TASK GOAL —
In the data below, find every line that has the string "Notfallreparatur", and copy it.

DATA ROWS —

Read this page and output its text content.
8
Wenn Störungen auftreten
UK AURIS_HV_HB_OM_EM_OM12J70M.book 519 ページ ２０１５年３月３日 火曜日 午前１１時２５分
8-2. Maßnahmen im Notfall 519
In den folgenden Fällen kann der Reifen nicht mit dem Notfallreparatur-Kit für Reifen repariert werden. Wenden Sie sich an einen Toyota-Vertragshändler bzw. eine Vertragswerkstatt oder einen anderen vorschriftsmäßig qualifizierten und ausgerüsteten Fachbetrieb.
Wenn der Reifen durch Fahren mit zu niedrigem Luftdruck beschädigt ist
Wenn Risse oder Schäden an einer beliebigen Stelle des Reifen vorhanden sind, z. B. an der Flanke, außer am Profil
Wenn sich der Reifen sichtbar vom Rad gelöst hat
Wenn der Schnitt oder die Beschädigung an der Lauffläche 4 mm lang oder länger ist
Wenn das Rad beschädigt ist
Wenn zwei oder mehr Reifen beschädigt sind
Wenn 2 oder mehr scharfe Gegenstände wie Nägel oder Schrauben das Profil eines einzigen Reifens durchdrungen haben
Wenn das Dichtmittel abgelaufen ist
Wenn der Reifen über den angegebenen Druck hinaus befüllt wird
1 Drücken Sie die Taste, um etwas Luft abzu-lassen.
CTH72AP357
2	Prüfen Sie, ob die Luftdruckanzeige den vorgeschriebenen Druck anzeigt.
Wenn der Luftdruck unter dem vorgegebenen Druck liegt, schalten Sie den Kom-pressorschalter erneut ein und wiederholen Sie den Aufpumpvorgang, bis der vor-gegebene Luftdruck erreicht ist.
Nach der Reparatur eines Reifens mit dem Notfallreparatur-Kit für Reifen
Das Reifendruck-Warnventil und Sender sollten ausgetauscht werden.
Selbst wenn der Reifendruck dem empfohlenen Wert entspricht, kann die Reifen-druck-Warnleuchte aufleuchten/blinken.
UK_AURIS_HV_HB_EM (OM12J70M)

SOLVED EXERCISE —
In den folgenden Fällen kann der Reifen nicht mit dem Notfallreparatur-Kit für Reifen repariert werden. Wenden Sie sich an einen Toyota-Vertragshändler bzw. eine Vertragswerkstatt oder einen anderen vorschriftsmäßig qualifizierten und ausgerüsteten Fachbetrieb.
Nach der Reparatur eines Reifens mit dem Notfallreparatur-Kit für Reifen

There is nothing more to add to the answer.